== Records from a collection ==
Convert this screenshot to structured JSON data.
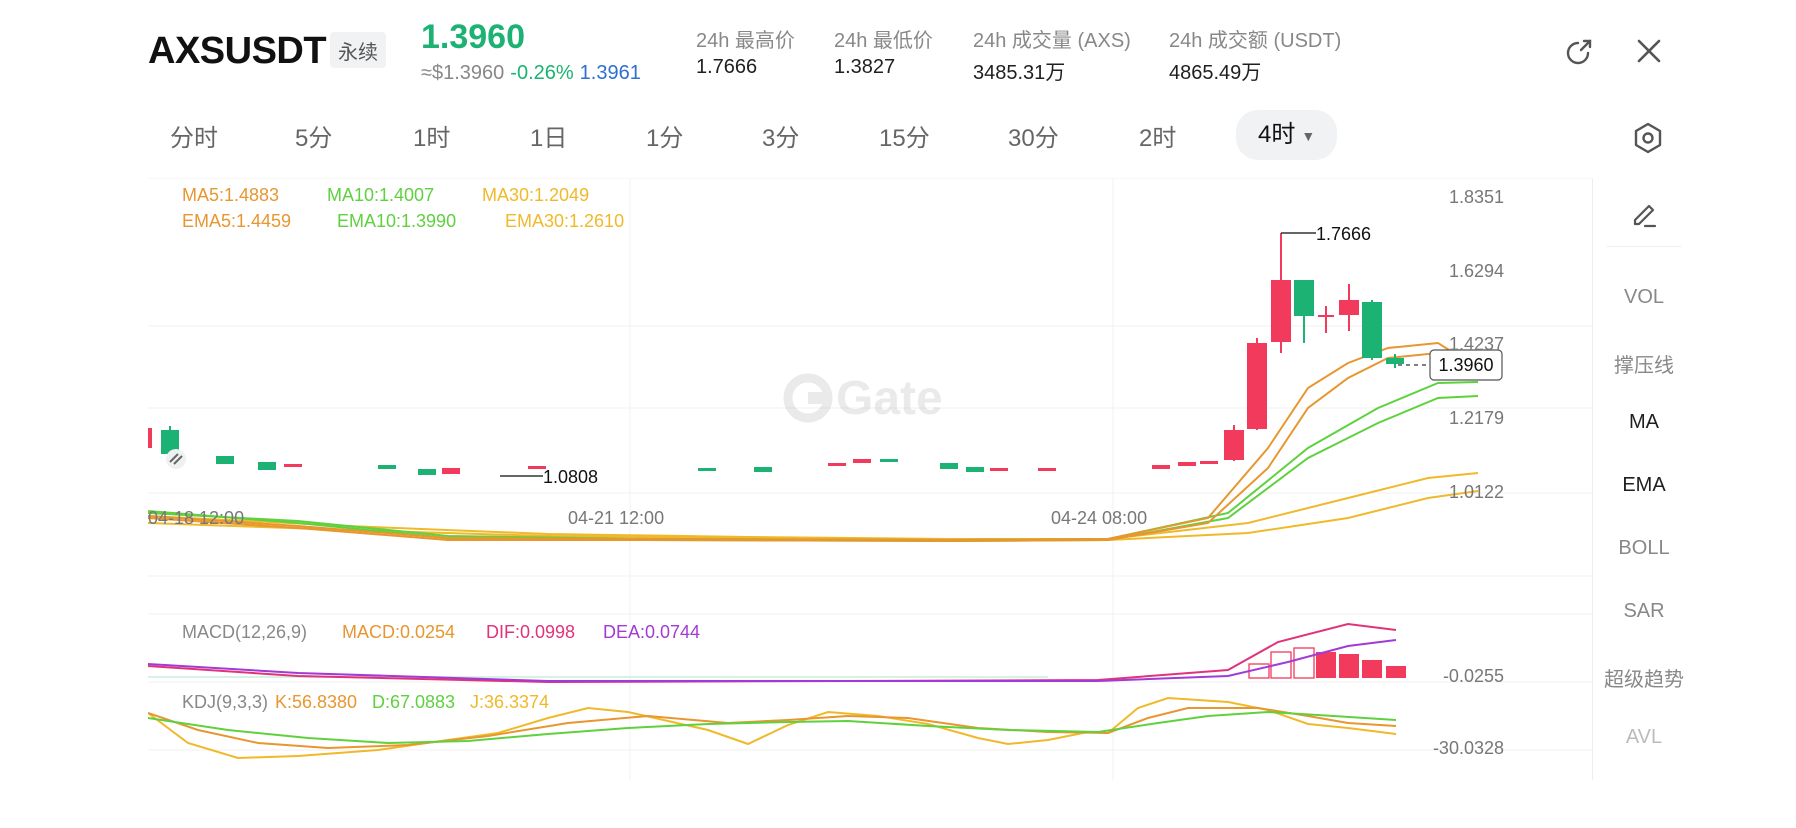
{
  "header": {
    "symbol": "AXSUSDT",
    "badge": "永续",
    "last_price": "1.3960",
    "usd_price": "≈$1.3960",
    "change_pct": "-0.26%",
    "mark_price": "1.3961",
    "stats": [
      {
        "label": "24h 最高价",
        "value": "1.7666"
      },
      {
        "label": "24h 最低价",
        "value": "1.3827"
      },
      {
        "label": "24h 成交量 (AXS)",
        "value": "3485.31万"
      },
      {
        "label": "24h 成交额 (USDT)",
        "value": "4865.49万"
      }
    ],
    "icons": [
      "share-icon",
      "close-icon"
    ]
  },
  "timeframes": {
    "tabs": [
      "分时",
      "5分",
      "1时",
      "1日",
      "1分",
      "3分",
      "15分",
      "30分",
      "2时"
    ],
    "active": "4时"
  },
  "indicators": {
    "ma_line": [
      {
        "text": "MA5:1.4883",
        "color": "#e8962f"
      },
      {
        "text": "MA10:1.4007",
        "color": "#5fd13f"
      },
      {
        "text": "MA30:1.2049",
        "color": "#f0b92a"
      }
    ],
    "ema_line": [
      {
        "text": "EMA5:1.4459",
        "color": "#e8962f"
      },
      {
        "text": "EMA10:1.3990",
        "color": "#5fd13f"
      },
      {
        "text": "EMA30:1.2610",
        "color": "#f0b92a"
      }
    ],
    "macd": [
      {
        "text": "MACD(12,26,9)",
        "color": "#888888"
      },
      {
        "text": "MACD:0.0254",
        "color": "#e8962f"
      },
      {
        "text": "DIF:0.0998",
        "color": "#e0337a"
      },
      {
        "text": "DEA:0.0744",
        "color": "#a23ad6"
      }
    ],
    "kdj": [
      {
        "text": "KDJ(9,3,3)",
        "color": "#888888"
      },
      {
        "text": "K:56.8380",
        "color": "#e8962f"
      },
      {
        "text": "D:67.0883",
        "color": "#5fd13f"
      },
      {
        "text": "J:36.3374",
        "color": "#f0b92a"
      }
    ]
  },
  "chart": {
    "y_ticks": [
      "1.8351",
      "1.6294",
      "1.4237",
      "1.2179",
      "1.0122"
    ],
    "x_ticks": [
      "04-18 12:00",
      "04-21 12:00",
      "04-24 08:00"
    ],
    "high_label": "1.7666",
    "low_label": "1.0808",
    "current_price_tag": "1.3960",
    "macd_tick": "-0.0255",
    "kdj_tick": "-30.0328",
    "colors": {
      "up": "#f23a5c",
      "down": "#1bb273"
    }
  },
  "side_panel": {
    "edit_icon": "pencil-icon",
    "items": [
      "VOL",
      "撑压线",
      "MA",
      "EMA",
      "BOLL",
      "SAR",
      "超级趋势",
      "AVL"
    ]
  }
}
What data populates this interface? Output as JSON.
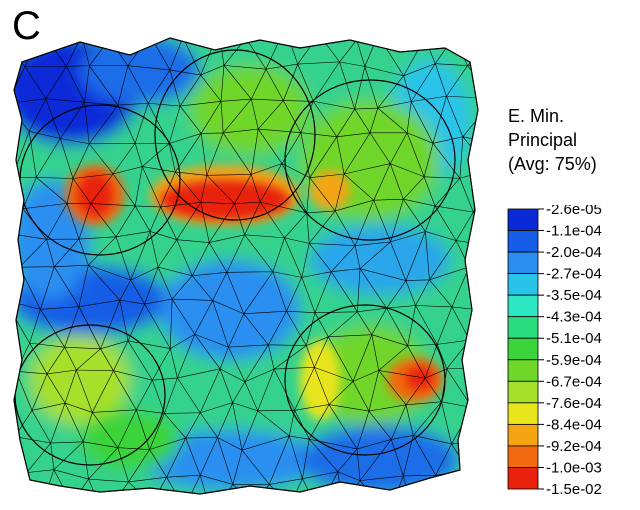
{
  "panel_label": "C",
  "legend": {
    "title_lines": [
      "E. Min.",
      "Principal",
      "(Avg: 75%)"
    ],
    "bands": [
      {
        "label": "-2.6e-05",
        "color": "#0a2ad8"
      },
      {
        "label": "-1.1e-04",
        "color": "#155de6"
      },
      {
        "label": "-2.0e-04",
        "color": "#2a8ff0"
      },
      {
        "label": "-2.7e-04",
        "color": "#29c3ea"
      },
      {
        "label": "-3.5e-04",
        "color": "#2de6c2"
      },
      {
        "label": "-4.3e-04",
        "color": "#2bdc7d"
      },
      {
        "label": "-5.1e-04",
        "color": "#3bd43a"
      },
      {
        "label": "-5.9e-04",
        "color": "#6fd62a"
      },
      {
        "label": "-6.7e-04",
        "color": "#a6e02a"
      },
      {
        "label": "-7.6e-04",
        "color": "#e8e51c"
      },
      {
        "label": "-8.4e-04",
        "color": "#f4a514"
      },
      {
        "label": "-9.2e-04",
        "color": "#f26a10"
      },
      {
        "label": "-1.0e-03",
        "color": "#e8200c"
      }
    ],
    "last_label": "-1.5e-02"
  },
  "regions": [
    {
      "name": "high-strain-band-top-center",
      "color": "#e8200c"
    },
    {
      "name": "high-strain-spot-top-left",
      "color": "#e8200c"
    },
    {
      "name": "high-strain-spot-bottom-right",
      "color": "#e8200c"
    },
    {
      "name": "low-strain-corner-top-left",
      "color": "#0a2ad8"
    },
    {
      "name": "low-strain-band-left",
      "color": "#155de6"
    }
  ]
}
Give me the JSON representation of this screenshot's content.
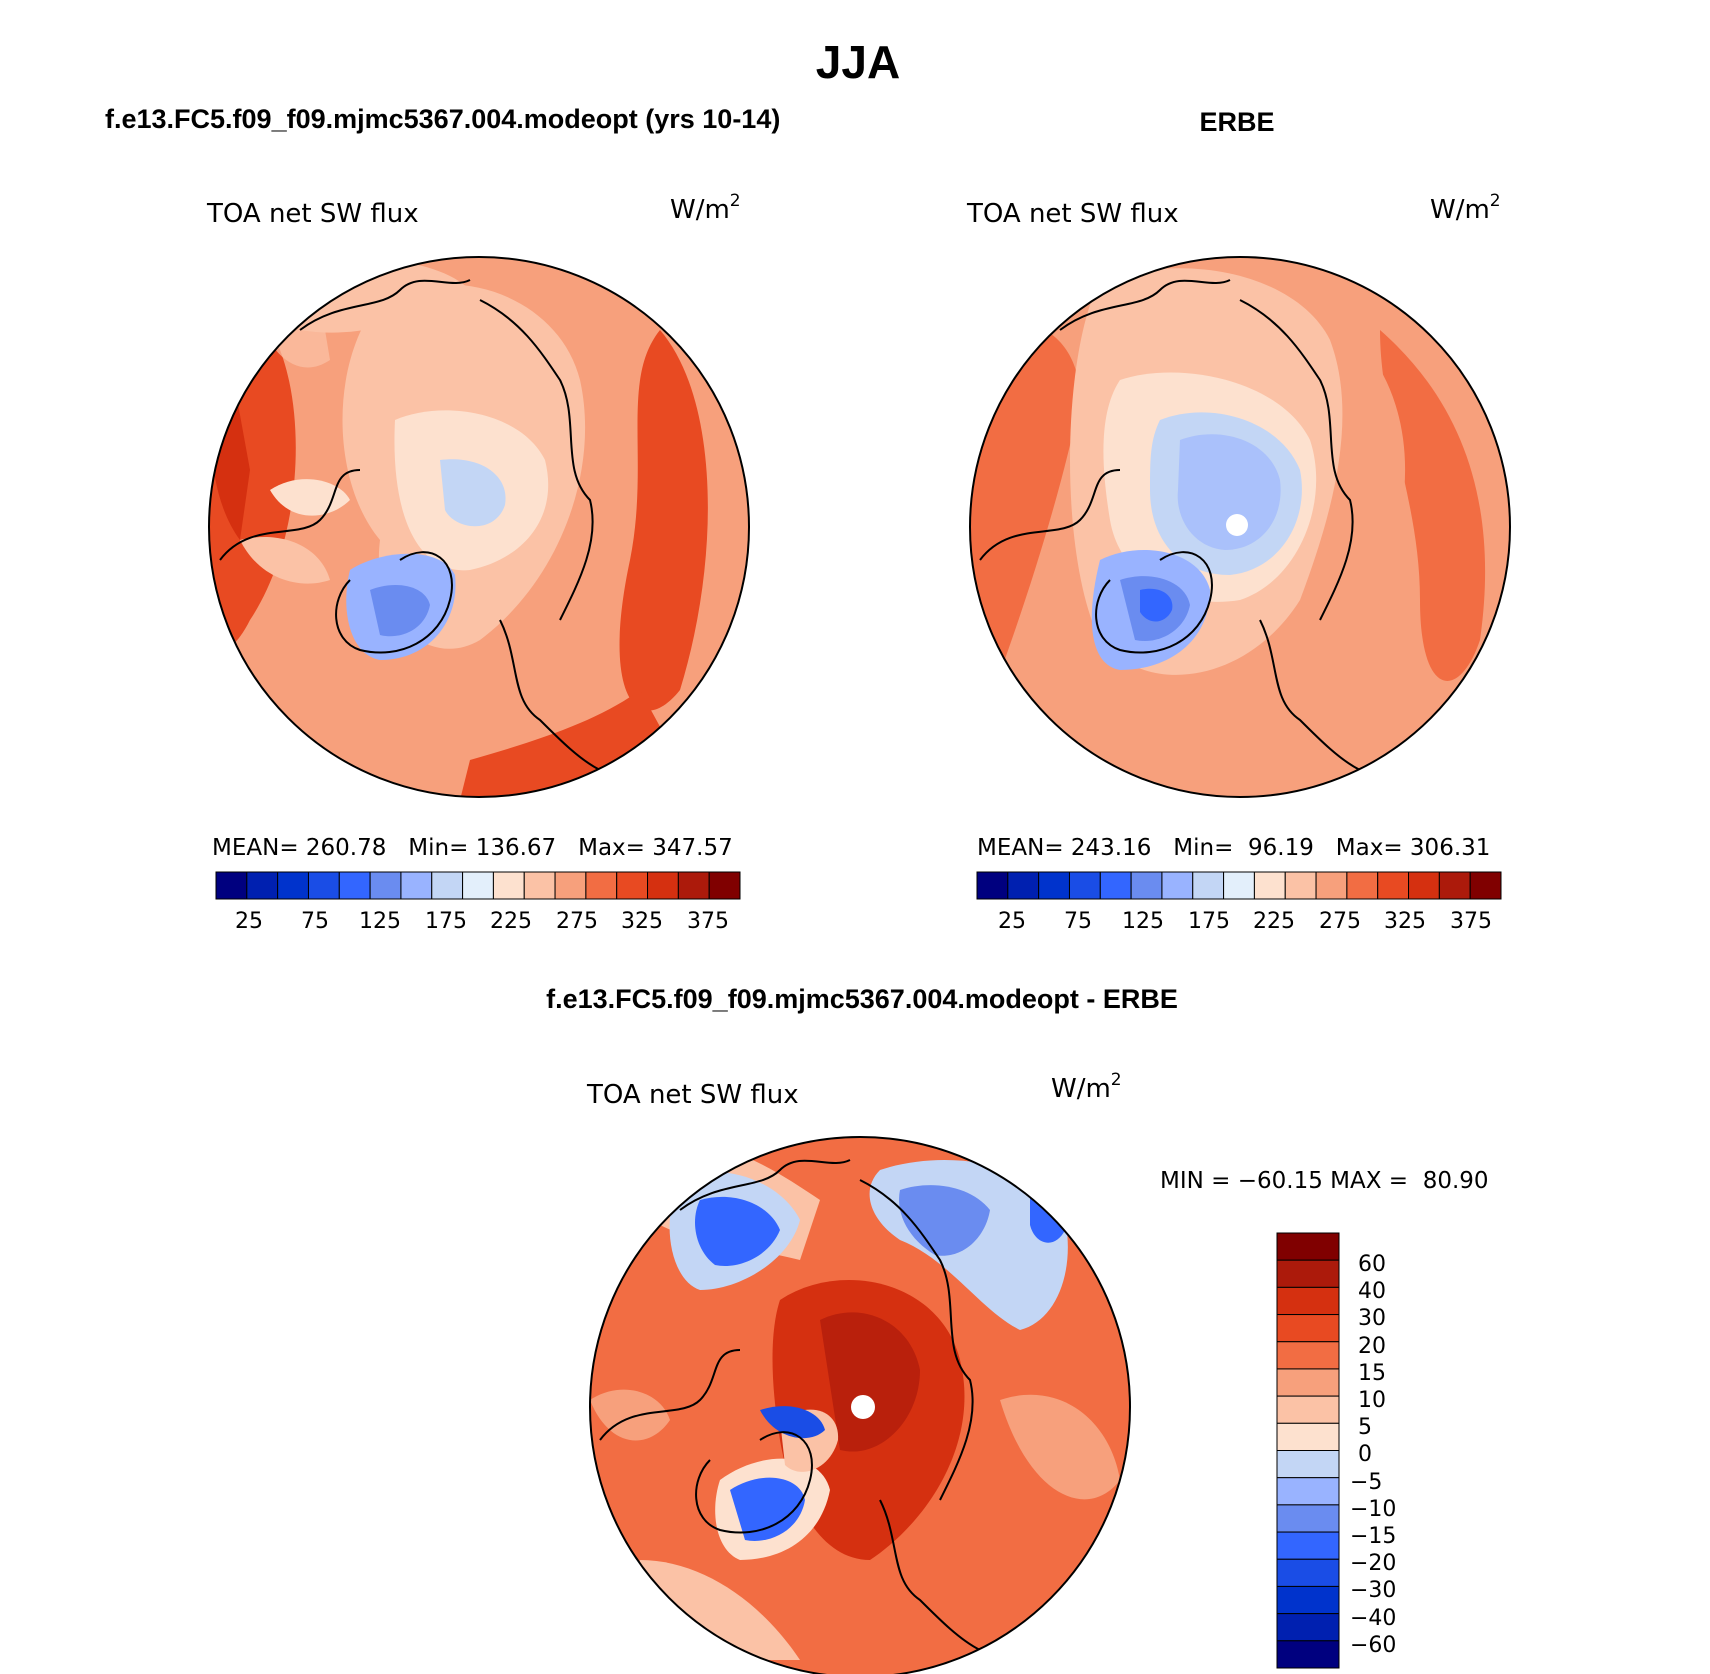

== Work instructions ==
Copy out all lines that carry the word "data".

== Right answer ==
Convert this screenshot to structured JSON data.
What data populates this interface? Output as JSON.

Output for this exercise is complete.